[Start of EXTRACTED INFORMATION]

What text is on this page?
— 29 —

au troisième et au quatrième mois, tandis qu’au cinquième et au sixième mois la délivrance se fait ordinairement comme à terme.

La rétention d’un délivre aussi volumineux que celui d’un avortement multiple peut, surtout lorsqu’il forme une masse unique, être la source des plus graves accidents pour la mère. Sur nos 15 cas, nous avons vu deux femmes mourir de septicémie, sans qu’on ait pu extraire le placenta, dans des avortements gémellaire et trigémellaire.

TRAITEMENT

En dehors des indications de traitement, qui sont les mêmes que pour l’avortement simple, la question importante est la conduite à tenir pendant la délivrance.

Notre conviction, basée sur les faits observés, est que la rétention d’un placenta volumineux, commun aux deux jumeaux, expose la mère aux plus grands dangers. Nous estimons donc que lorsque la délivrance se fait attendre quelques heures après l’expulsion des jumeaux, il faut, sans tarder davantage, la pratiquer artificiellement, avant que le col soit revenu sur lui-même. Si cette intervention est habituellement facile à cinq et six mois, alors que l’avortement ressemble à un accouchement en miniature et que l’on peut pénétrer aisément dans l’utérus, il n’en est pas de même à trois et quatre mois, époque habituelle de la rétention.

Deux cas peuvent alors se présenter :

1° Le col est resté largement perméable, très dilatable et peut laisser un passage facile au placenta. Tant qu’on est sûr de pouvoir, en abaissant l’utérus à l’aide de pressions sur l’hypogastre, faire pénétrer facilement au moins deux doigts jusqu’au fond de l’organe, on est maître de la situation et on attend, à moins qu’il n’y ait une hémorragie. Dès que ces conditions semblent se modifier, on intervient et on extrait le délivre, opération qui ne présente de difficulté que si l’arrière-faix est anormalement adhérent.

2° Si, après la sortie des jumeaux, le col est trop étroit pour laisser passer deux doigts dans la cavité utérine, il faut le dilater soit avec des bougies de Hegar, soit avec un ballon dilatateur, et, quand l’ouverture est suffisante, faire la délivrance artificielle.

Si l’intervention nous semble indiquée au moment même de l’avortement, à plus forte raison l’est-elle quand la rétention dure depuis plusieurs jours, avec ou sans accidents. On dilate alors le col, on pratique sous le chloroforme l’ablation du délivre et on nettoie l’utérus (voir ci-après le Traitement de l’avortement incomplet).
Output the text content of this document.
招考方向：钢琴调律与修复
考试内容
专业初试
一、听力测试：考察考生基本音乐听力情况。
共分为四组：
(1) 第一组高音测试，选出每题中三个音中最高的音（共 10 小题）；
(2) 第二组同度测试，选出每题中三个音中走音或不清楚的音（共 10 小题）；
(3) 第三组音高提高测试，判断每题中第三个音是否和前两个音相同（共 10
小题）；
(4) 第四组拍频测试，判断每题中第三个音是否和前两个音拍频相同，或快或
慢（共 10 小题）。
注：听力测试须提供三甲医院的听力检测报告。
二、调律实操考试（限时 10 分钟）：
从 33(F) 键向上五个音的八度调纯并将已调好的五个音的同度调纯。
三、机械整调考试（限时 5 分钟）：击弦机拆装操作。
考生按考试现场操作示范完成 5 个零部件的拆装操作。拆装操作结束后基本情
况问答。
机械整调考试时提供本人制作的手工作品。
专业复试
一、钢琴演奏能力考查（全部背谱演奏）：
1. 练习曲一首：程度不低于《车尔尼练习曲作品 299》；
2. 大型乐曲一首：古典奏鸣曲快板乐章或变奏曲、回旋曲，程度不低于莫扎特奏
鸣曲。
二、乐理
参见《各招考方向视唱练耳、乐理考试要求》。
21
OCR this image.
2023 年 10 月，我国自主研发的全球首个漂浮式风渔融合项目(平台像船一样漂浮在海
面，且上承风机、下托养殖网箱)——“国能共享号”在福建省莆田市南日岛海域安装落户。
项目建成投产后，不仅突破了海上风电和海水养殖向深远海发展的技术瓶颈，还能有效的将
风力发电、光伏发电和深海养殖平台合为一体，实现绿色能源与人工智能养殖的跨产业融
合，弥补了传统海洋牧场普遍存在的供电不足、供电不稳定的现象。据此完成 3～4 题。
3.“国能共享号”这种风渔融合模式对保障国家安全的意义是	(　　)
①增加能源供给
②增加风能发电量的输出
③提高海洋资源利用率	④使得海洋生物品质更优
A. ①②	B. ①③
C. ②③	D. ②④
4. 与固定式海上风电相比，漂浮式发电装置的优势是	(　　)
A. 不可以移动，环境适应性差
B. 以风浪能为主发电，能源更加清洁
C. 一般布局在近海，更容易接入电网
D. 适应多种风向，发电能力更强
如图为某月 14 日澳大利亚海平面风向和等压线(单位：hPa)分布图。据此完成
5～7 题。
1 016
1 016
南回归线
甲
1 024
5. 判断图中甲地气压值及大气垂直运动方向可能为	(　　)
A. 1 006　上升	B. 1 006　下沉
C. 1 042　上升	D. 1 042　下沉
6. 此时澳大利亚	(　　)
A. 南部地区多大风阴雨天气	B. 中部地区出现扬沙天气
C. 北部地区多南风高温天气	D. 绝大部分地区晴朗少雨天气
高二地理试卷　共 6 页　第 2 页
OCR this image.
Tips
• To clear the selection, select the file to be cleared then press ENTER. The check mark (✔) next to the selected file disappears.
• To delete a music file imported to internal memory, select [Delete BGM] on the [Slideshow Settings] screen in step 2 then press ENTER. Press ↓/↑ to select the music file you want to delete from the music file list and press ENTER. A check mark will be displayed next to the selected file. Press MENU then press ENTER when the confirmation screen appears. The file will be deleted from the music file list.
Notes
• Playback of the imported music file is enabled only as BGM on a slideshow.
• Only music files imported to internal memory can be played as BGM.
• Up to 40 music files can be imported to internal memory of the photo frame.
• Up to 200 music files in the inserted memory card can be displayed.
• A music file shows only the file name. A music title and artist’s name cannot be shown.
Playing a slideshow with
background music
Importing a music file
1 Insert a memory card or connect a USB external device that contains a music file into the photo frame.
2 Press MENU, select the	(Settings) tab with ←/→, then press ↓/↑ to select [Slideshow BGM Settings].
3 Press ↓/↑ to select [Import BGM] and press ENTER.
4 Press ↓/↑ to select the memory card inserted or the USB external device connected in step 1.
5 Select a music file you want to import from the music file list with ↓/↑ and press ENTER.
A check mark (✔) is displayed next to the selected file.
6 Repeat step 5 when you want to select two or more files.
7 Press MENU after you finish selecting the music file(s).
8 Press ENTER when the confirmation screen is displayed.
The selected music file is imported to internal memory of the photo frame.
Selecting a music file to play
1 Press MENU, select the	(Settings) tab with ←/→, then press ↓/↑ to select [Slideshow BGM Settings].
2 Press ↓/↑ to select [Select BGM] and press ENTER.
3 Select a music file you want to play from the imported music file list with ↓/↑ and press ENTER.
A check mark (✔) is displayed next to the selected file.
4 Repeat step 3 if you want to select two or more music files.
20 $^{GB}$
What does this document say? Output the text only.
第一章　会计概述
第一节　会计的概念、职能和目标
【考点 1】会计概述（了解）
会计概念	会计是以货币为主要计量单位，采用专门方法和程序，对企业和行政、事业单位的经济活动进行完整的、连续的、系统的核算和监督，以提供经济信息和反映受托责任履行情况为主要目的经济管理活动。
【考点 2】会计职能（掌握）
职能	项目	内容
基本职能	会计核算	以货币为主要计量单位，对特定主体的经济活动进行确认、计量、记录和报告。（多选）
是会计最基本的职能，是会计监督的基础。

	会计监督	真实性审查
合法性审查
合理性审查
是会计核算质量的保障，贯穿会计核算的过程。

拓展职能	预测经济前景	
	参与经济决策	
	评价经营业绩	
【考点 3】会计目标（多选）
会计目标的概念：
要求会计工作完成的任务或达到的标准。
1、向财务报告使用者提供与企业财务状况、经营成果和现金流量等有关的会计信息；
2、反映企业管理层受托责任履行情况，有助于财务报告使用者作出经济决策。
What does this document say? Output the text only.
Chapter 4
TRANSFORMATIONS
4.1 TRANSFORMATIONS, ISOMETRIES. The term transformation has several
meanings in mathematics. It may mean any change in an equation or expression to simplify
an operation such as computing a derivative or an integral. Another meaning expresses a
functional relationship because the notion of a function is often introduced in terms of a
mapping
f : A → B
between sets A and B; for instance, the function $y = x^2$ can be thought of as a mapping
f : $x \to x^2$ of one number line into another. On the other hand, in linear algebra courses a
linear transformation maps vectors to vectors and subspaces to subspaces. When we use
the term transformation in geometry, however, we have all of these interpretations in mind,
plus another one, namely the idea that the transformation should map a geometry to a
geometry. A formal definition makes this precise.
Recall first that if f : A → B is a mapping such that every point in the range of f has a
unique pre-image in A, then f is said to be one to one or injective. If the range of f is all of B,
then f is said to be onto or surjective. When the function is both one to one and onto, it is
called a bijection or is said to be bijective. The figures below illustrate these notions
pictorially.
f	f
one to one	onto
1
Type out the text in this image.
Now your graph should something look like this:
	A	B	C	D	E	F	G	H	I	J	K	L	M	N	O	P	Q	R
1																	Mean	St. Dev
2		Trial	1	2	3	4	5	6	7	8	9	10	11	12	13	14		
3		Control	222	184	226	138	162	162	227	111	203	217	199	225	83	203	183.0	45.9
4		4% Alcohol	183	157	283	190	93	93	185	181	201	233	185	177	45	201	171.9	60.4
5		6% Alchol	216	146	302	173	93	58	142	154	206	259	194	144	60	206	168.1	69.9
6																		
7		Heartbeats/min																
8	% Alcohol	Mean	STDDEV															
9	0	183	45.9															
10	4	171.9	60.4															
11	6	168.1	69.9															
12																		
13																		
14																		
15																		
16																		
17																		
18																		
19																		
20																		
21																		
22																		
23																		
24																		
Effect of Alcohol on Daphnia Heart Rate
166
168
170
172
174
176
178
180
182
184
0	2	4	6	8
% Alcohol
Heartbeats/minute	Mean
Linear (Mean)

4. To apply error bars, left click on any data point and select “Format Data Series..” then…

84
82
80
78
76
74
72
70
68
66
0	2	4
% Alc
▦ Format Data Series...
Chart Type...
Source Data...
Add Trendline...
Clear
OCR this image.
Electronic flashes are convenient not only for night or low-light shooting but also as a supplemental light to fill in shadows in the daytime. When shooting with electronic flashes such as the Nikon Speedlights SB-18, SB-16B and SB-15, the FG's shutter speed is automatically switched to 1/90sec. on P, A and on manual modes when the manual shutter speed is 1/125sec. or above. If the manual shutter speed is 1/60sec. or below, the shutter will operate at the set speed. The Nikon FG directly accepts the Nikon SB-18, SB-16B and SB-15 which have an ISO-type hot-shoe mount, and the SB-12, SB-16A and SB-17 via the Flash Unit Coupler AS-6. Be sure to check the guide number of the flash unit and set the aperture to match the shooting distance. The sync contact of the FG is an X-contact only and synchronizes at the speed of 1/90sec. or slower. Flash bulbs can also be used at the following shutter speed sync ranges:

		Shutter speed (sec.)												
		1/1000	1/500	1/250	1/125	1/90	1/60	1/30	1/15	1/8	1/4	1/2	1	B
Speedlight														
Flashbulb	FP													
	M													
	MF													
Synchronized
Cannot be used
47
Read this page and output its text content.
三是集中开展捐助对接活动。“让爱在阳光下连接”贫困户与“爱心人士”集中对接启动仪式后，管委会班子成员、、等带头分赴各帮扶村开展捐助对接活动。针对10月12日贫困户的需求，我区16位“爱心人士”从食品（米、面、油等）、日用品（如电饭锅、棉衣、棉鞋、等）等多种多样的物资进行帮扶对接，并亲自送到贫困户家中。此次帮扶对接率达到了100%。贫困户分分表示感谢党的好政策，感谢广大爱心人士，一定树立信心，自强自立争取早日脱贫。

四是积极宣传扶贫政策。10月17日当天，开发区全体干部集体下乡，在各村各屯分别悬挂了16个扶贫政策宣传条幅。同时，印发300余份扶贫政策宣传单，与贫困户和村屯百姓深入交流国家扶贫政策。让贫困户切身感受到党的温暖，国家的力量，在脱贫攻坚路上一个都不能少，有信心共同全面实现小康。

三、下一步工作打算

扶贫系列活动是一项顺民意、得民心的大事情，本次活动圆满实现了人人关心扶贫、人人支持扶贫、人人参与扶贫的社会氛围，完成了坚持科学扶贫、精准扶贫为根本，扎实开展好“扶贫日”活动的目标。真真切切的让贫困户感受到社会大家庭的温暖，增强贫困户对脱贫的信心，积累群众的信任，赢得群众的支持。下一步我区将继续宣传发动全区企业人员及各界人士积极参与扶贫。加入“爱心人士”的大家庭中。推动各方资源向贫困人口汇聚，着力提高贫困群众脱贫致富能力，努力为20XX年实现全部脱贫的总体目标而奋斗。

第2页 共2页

[End of EXTRACTED INFORMATION]

TASK OBJECTIVE:
Where does the word "card" appear in the listing? List each line that holds it.

THE SOLUTION:
• Up to 200 music files in the inserted memory card can be displayed.
1 Insert a memory card or connect a USB external device that contains a music file into the photo frame.
4 Press ↓/↑ to select the memory card inserted or the USB external device connected in step 1.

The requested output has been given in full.